• [REQUEST]
Retype each entry below, keeping every character the same.

Records from a dataset
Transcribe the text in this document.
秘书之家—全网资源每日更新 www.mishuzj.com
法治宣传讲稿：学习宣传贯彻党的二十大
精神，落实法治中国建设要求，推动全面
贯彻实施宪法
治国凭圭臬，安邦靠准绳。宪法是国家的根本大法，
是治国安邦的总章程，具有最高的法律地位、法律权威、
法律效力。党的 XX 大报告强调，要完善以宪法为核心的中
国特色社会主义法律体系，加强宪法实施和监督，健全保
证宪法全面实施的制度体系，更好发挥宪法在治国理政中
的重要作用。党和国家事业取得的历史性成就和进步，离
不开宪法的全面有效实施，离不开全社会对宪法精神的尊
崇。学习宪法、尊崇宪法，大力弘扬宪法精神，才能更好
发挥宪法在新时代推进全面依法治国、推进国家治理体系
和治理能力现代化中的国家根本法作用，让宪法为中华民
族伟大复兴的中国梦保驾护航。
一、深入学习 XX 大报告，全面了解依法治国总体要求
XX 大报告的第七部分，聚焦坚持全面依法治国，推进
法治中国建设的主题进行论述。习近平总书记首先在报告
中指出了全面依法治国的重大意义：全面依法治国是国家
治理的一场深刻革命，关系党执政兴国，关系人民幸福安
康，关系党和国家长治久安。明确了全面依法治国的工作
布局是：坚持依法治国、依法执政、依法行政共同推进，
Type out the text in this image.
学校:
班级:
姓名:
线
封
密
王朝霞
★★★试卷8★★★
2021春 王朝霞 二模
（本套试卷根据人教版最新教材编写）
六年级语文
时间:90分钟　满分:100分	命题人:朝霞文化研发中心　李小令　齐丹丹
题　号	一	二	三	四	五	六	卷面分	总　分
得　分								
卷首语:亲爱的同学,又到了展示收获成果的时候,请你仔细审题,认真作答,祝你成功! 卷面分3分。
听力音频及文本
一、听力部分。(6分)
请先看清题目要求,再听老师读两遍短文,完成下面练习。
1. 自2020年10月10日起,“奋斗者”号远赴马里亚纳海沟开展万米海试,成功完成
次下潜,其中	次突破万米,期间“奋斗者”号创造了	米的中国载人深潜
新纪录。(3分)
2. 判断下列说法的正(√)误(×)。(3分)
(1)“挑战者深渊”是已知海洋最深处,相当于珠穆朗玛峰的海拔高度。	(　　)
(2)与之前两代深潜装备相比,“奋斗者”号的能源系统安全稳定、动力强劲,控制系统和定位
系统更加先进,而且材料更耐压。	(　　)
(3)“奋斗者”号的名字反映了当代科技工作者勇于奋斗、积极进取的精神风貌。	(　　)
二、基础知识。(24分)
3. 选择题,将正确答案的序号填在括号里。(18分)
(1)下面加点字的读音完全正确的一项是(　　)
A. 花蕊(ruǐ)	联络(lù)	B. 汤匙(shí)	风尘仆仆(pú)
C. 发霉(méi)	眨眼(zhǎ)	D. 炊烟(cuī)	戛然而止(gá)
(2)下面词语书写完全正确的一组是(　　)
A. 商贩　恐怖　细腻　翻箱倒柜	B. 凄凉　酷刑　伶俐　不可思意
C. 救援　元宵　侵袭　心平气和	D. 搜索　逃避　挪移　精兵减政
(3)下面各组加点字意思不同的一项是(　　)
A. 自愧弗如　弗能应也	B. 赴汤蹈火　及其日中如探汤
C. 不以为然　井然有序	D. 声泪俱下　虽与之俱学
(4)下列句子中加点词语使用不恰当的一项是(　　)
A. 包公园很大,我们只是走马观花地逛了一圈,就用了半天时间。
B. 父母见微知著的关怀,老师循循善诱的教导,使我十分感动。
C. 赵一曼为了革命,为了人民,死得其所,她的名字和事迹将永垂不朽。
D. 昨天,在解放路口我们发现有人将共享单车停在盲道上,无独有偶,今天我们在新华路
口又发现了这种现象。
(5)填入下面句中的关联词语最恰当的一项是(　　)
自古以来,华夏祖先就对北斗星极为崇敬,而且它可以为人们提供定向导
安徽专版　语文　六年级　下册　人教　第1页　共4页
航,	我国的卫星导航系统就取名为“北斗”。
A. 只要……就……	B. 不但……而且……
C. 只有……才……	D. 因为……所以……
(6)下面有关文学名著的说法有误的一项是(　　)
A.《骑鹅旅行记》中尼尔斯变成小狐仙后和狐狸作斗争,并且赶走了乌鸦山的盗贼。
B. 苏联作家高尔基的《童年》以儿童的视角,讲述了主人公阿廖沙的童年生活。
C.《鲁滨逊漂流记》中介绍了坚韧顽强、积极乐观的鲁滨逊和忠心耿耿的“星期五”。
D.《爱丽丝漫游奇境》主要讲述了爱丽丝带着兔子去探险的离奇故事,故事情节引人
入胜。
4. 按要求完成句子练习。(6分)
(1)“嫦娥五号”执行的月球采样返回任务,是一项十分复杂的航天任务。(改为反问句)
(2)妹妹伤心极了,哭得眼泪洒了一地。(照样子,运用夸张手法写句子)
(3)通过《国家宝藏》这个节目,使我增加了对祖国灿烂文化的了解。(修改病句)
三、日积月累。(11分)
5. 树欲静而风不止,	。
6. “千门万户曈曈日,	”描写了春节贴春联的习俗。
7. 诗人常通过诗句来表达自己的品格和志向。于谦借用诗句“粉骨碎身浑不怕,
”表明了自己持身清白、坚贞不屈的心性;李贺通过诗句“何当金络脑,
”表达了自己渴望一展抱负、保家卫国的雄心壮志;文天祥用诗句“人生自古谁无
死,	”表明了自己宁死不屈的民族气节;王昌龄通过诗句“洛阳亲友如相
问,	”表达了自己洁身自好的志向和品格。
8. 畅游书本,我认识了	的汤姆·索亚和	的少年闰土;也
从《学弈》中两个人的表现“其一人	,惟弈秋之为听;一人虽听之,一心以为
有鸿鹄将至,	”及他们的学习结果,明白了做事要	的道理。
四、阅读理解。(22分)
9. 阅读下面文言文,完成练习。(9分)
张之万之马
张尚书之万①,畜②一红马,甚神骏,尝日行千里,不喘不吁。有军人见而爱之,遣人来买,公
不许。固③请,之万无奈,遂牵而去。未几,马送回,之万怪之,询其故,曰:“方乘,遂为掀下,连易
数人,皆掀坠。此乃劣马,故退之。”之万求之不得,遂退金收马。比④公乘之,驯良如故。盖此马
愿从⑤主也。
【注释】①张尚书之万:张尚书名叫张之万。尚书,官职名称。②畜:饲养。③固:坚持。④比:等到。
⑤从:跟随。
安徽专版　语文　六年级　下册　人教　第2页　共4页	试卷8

• [WRITTEN RESPONSE]
Transcribe the text in this document.
秘书之家—全网资源每日更新 www.mishuzj.com
法治宣传讲稿：学习宣传贯彻党的二十大
精神，落实法治中国建设要求，推动全面
贯彻实施宪法
治国凭圭臬，安邦靠准绳。宪法是国家的根本大法，
是治国安邦的总章程，具有最高的法律地位、法律权威、
法律效力。党的 XX 大报告强调，要完善以宪法为核心的中
国特色社会主义法律体系，加强宪法实施和监督，健全保
证宪法全面实施的制度体系，更好发挥宪法在治国理政中
的重要作用。党和国家事业取得的历史性成就和进步，离
不开宪法的全面有效实施，离不开全社会对宪法精神的尊
崇。学习宪法、尊崇宪法，大力弘扬宪法精神，才能更好
发挥宪法在新时代推进全面依法治国、推进国家治理体系
和治理能力现代化中的国家根本法作用，让宪法为中华民
族伟大复兴的中国梦保驾护航。
一、深入学习 XX 大报告，全面了解依法治国总体要求
XX 大报告的第七部分，聚焦坚持全面依法治国，推进
法治中国建设的主题进行论述。习近平总书记首先在报告
中指出了全面依法治国的重大意义：全面依法治国是国家
治理的一场深刻革命，关系党执政兴国，关系人民幸福安
康，关系党和国家长治久安。明确了全面依法治国的工作
布局是：坚持依法治国、依法执政、依法行政共同推进，
Type out the text in this image.
学校:
班级:
姓名:
线
封
密
王朝霞
★★★试卷8★★★
2021春 王朝霞 二模
（本套试卷根据人教版最新教材编写）
六年级语文
时间:90分钟　满分:100分	命题人:朝霞文化研发中心　李小令　齐丹丹
题　号	一	二	三	四	五	六	卷面分	总　分
得　分								
卷首语:亲爱的同学,又到了展示收获成果的时候,请你仔细审题,认真作答,祝你成功! 卷面分3分。
听力音频及文本
一、听力部分。(6分)
请先看清题目要求,再听老师读两遍短文,完成下面练习。
1. 自2020年10月10日起,“奋斗者”号远赴马里亚纳海沟开展万米海试,成功完成
次下潜,其中	次突破万米,期间“奋斗者”号创造了	米的中国载人深潜
新纪录。(3分)
2. 判断下列说法的正(√)误(×)。(3分)
(1)“挑战者深渊”是已知海洋最深处,相当于珠穆朗玛峰的海拔高度。	(　　)
(2)与之前两代深潜装备相比,“奋斗者”号的能源系统安全稳定、动力强劲,控制系统和定位
系统更加先进,而且材料更耐压。	(　　)
(3)“奋斗者”号的名字反映了当代科技工作者勇于奋斗、积极进取的精神风貌。	(　　)
二、基础知识。(24分)
3. 选择题,将正确答案的序号填在括号里。(18分)
(1)下面加点字的读音完全正确的一项是(　　)
A. 花蕊(ruǐ)	联络(lù)	B. 汤匙(shí)	风尘仆仆(pú)
C. 发霉(méi)	眨眼(zhǎ)	D. 炊烟(cuī)	戛然而止(gá)
(2)下面词语书写完全正确的一组是(　　)
A. 商贩　恐怖　细腻　翻箱倒柜	B. 凄凉　酷刑　伶俐　不可思意
C. 救援　元宵　侵袭　心平气和	D. 搜索　逃避　挪移　精兵减政
(3)下面各组加点字意思不同的一项是(　　)
A. 自愧弗如　弗能应也	B. 赴汤蹈火　及其日中如探汤
C. 不以为然　井然有序	D. 声泪俱下　虽与之俱学
(4)下列句子中加点词语使用不恰当的一项是(　　)
A. 包公园很大,我们只是走马观花地逛了一圈,就用了半天时间。
B. 父母见微知著的关怀,老师循循善诱的教导,使我十分感动。
C. 赵一曼为了革命,为了人民,死得其所,她的名字和事迹将永垂不朽。
D. 昨天,在解放路口我们发现有人将共享单车停在盲道上,无独有偶,今天我们在新华路
口又发现了这种现象。
(5)填入下面句中的关联词语最恰当的一项是(　　)
自古以来,华夏祖先就对北斗星极为崇敬,而且它可以为人们提供定向导
安徽专版　语文　六年级　下册　人教　第1页　共4页
航,	我国的卫星导航系统就取名为“北斗”。
A. 只要……就……	B. 不但……而且……
C. 只有……才……	D. 因为……所以……
(6)下面有关文学名著的说法有误的一项是(　　)
A.《骑鹅旅行记》中尼尔斯变成小狐仙后和狐狸作斗争,并且赶走了乌鸦山的盗贼。
B. 苏联作家高尔基的《童年》以儿童的视角,讲述了主人公阿廖沙的童年生活。
C.《鲁滨逊漂流记》中介绍了坚韧顽强、积极乐观的鲁滨逊和忠心耿耿的“星期五”。
D.《爱丽丝漫游奇境》主要讲述了爱丽丝带着兔子去探险的离奇故事,故事情节引人
入胜。
4. 按要求完成句子练习。(6分)
(1)“嫦娥五号”执行的月球采样返回任务,是一项十分复杂的航天任务。(改为反问句)
(2)妹妹伤心极了,哭得眼泪洒了一地。(照样子,运用夸张手法写句子)
(3)通过《国家宝藏》这个节目,使我增加了对祖国灿烂文化的了解。(修改病句)
三、日积月累。(11分)
5. 树欲静而风不止,	。
6. “千门万户曈曈日,	”描写了春节贴春联的习俗。
7. 诗人常通过诗句来表达自己的品格和志向。于谦借用诗句“粉骨碎身浑不怕,
”表明了自己持身清白、坚贞不屈的心性;李贺通过诗句“何当金络脑,
”表达了自己渴望一展抱负、保家卫国的雄心壮志;文天祥用诗句“人生自古谁无
死,	”表明了自己宁死不屈的民族气节;王昌龄通过诗句“洛阳亲友如相
问,	”表达了自己洁身自好的志向和品格。
8. 畅游书本,我认识了	的汤姆·索亚和	的少年闰土;也
从《学弈》中两个人的表现“其一人	,惟弈秋之为听;一人虽听之,一心以为
有鸿鹄将至,	”及他们的学习结果,明白了做事要	的道理。
四、阅读理解。(22分)
9. 阅读下面文言文,完成练习。(9分)
张之万之马
张尚书之万①,畜②一红马,甚神骏,尝日行千里,不喘不吁。有军人见而爱之,遣人来买,公
不许。固③请,之万无奈,遂牵而去。未几,马送回,之万怪之,询其故,曰:“方乘,遂为掀下,连易
数人,皆掀坠。此乃劣马,故退之。”之万求之不得,遂退金收马。比④公乘之,驯良如故。盖此马
愿从⑤主也。
【注释】①张尚书之万:张尚书名叫张之万。尚书,官职名称。②畜:饲养。③固:坚持。④比:等到。
⑤从:跟随。
安徽专版　语文　六年级　下册　人教　第2页　共4页	试卷8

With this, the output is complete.